Task description: Restate the complete material exactly.

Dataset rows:
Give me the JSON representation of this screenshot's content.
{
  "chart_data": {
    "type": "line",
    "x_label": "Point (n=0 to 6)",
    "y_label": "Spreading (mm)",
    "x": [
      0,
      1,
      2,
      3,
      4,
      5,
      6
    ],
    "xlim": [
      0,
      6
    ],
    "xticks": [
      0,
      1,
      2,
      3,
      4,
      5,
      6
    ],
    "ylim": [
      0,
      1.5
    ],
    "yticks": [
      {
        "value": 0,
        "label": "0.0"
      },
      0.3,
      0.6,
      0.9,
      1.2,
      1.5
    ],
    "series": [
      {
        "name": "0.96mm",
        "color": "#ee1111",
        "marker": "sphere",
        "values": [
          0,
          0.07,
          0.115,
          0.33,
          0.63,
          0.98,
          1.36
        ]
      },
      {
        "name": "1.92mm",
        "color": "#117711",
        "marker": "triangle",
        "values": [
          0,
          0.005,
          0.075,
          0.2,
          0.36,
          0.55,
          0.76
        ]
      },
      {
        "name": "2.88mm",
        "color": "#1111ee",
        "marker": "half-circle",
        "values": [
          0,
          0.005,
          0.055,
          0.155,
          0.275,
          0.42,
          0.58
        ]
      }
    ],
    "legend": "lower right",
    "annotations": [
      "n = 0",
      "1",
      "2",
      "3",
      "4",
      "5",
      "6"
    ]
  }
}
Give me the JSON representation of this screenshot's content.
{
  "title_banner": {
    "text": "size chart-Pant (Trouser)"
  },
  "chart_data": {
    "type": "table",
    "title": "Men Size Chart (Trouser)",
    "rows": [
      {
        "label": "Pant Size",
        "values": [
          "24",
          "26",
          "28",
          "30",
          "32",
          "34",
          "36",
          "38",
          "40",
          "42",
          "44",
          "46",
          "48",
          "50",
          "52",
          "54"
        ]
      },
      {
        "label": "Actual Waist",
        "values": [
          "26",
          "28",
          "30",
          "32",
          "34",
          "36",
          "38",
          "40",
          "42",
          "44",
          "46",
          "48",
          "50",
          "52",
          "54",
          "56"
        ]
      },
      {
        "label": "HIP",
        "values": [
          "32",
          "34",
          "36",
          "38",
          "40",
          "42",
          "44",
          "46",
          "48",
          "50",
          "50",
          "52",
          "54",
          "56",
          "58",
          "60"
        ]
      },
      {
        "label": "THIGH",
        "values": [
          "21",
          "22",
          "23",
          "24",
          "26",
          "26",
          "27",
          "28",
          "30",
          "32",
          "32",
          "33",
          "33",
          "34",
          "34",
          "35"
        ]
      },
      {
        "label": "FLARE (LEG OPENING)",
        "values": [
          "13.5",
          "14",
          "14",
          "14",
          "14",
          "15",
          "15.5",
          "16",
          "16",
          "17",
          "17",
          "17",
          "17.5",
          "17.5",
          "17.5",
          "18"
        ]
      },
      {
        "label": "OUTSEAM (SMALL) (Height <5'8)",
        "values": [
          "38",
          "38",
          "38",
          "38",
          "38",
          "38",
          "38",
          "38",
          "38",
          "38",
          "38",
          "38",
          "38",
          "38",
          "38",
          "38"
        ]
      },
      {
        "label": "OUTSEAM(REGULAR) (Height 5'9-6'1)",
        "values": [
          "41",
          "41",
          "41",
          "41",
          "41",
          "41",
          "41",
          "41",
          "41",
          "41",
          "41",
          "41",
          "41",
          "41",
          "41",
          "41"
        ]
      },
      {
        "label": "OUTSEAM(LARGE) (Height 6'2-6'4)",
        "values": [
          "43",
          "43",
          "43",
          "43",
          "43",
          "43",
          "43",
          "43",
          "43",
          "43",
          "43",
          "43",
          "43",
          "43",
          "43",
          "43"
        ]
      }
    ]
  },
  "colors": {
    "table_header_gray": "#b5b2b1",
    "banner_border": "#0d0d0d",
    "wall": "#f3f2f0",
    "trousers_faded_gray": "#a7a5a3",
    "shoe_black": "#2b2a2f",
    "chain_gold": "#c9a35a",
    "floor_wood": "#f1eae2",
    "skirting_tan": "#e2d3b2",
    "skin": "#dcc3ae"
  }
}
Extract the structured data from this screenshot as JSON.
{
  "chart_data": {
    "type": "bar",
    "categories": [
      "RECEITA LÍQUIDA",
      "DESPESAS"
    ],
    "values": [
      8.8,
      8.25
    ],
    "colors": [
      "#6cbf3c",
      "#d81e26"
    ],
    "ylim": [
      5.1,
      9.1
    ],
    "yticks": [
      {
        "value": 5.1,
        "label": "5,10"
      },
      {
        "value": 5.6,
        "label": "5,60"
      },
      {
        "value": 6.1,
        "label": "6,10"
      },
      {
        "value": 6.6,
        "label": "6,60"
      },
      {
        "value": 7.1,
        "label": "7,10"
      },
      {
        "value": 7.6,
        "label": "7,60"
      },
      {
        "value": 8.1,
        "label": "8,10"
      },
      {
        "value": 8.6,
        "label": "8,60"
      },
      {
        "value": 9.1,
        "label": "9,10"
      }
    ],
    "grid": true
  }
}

Answer to the problem:
Give me the JSON representation of this screenshot's content.
{
  "chart_data": {
    "type": "line",
    "x_label": "Point (n=0 to 6)",
    "y_label": "Spreading (mm)",
    "x": [
      0,
      1,
      2,
      3,
      4,
      5,
      6
    ],
    "xlim": [
      0,
      6
    ],
    "xticks": [
      0,
      1,
      2,
      3,
      4,
      5,
      6
    ],
    "ylim": [
      0,
      1.5
    ],
    "yticks": [
      {
        "value": 0,
        "label": "0.0"
      },
      0.3,
      0.6,
      0.9,
      1.2,
      1.5
    ],
    "series": [
      {
        "name": "0.96mm",
        "color": "#ee1111",
        "marker": "sphere",
        "values": [
          0,
          0.07,
          0.115,
          0.33,
          0.63,
          0.98,
          1.36
        ]
      },
      {
        "name": "1.92mm",
        "color": "#117711",
        "marker": "triangle",
        "values": [
          0,
          0.005,
          0.075,
          0.2,
          0.36,
          0.55,
          0.76
        ]
      },
      {
        "name": "2.88mm",
        "color": "#1111ee",
        "marker": "half-circle",
        "values": [
          0,
          0.005,
          0.055,
          0.155,
          0.275,
          0.42,
          0.58
        ]
      }
    ],
    "legend": "lower right",
    "annotations": [
      "n = 0",
      "1",
      "2",
      "3",
      "4",
      "5",
      "6"
    ]
  }
}
Give me the JSON representation of this screenshot's content.
{
  "title_banner": {
    "text": "size chart-Pant (Trouser)"
  },
  "chart_data": {
    "type": "table",
    "title": "Men Size Chart (Trouser)",
    "rows": [
      {
        "label": "Pant Size",
        "values": [
          "24",
          "26",
          "28",
          "30",
          "32",
          "34",
          "36",
          "38",
          "40",
          "42",
          "44",
          "46",
          "48",
          "50",
          "52",
          "54"
        ]
      },
      {
        "label": "Actual Waist",
        "values": [
          "26",
          "28",
          "30",
          "32",
          "34",
          "36",
          "38",
          "40",
          "42",
          "44",
          "46",
          "48",
          "50",
          "52",
          "54",
          "56"
        ]
      },
      {
        "label": "HIP",
        "values": [
          "32",
          "34",
          "36",
          "38",
          "40",
          "42",
          "44",
          "46",
          "48",
          "50",
          "50",
          "52",
          "54",
          "56",
          "58",
          "60"
        ]
      },
      {
        "label": "THIGH",
        "values": [
          "21",
          "22",
          "23",
          "24",
          "26",
          "26",
          "27",
          "28",
          "30",
          "32",
          "32",
          "33",
          "33",
          "34",
          "34",
          "35"
        ]
      },
      {
        "label": "FLARE (LEG OPENING)",
        "values": [
          "13.5",
          "14",
          "14",
          "14",
          "14",
          "15",
          "15.5",
          "16",
          "16",
          "17",
          "17",
          "17",
          "17.5",
          "17.5",
          "17.5",
          "18"
        ]
      },
      {
        "label": "OUTSEAM (SMALL) (Height <5'8)",
        "values": [
          "38",
          "38",
          "38",
          "38",
          "38",
          "38",
          "38",
          "38",
          "38",
          "38",
          "38",
          "38",
          "38",
          "38",
          "38",
          "38"
        ]
      },
      {
        "label": "OUTSEAM(REGULAR) (Height 5'9-6'1)",
        "values": [
          "41",
          "41",
          "41",
          "41",
          "41",
          "41",
          "41",
          "41",
          "41",
          "41",
          "41",
          "41",
          "41",
          "41",
          "41",
          "41"
        ]
      },
      {
        "label": "OUTSEAM(LARGE) (Height 6'2-6'4)",
        "values": [
          "43",
          "43",
          "43",
          "43",
          "43",
          "43",
          "43",
          "43",
          "43",
          "43",
          "43",
          "43",
          "43",
          "43",
          "43",
          "43"
        ]
      }
    ]
  },
  "colors": {
    "table_header_gray": "#b5b2b1",
    "banner_border": "#0d0d0d",
    "wall": "#f3f2f0",
    "trousers_faded_gray": "#a7a5a3",
    "shoe_black": "#2b2a2f",
    "chain_gold": "#c9a35a",
    "floor_wood": "#f1eae2",
    "skirting_tan": "#e2d3b2",
    "skin": "#dcc3ae"
  }
}
Extract the structured data from this screenshot as JSON.
{
  "chart_data": {
    "type": "bar",
    "categories": [
      "RECEITA LÍQUIDA",
      "DESPESAS"
    ],
    "values": [
      8.8,
      8.25
    ],
    "colors": [
      "#6cbf3c",
      "#d81e26"
    ],
    "ylim": [
      5.1,
      9.1
    ],
    "yticks": [
      {
        "value": 5.1,
        "label": "5,10"
      },
      {
        "value": 5.6,
        "label": "5,60"
      },
      {
        "value": 6.1,
        "label": "6,10"
      },
      {
        "value": 6.6,
        "label": "6,60"
      },
      {
        "value": 7.1,
        "label": "7,10"
      },
      {
        "value": 7.6,
        "label": "7,60"
      },
      {
        "value": 8.1,
        "label": "8,10"
      },
      {
        "value": 8.6,
        "label": "8,60"
      },
      {
        "value": 9.1,
        "label": "9,10"
      }
    ],
    "grid": true
  }
}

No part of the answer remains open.